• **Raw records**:
____________
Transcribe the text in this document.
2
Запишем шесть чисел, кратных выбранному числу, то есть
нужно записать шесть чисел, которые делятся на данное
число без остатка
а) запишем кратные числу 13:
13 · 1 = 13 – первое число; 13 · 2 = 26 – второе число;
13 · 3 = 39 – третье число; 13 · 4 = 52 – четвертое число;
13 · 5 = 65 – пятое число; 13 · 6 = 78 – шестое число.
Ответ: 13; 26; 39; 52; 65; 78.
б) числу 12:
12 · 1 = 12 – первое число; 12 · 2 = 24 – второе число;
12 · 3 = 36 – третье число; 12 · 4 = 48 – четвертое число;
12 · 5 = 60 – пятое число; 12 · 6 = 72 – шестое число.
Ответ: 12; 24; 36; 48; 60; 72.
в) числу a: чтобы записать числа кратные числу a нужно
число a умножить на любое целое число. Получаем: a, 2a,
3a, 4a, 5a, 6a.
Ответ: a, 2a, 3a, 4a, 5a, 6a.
____________
Take the entries above and copy them out exactly.

Transcribe the text in this document.
2
Запишем шесть чисел, кратных выбранному числу, то есть
нужно записать шесть чисел, которые делятся на данное
число без остатка
а) запишем кратные числу 13:
13 · 1 = 13 – первое число; 13 · 2 = 26 – второе число;
13 · 3 = 39 – третье число; 13 · 4 = 52 – четвертое число;
13 · 5 = 65 – пятое число; 13 · 6 = 78 – шестое число.
Ответ: 13; 26; 39; 52; 65; 78.
б) числу 12:
12 · 1 = 12 – первое число; 12 · 2 = 24 – второе число;
12 · 3 = 36 – третье число; 12 · 4 = 48 – четвертое число;
12 · 5 = 60 – пятое число; 12 · 6 = 72 – шестое число.
Ответ: 12; 24; 36; 48; 60; 72.
в) числу a: чтобы записать числа кратные числу a нужно
число a умножить на любое целое число. Получаем: a, 2a,
3a, 4a, 5a, 6a.
Ответ: a, 2a, 3a, 4a, 5a, 6a.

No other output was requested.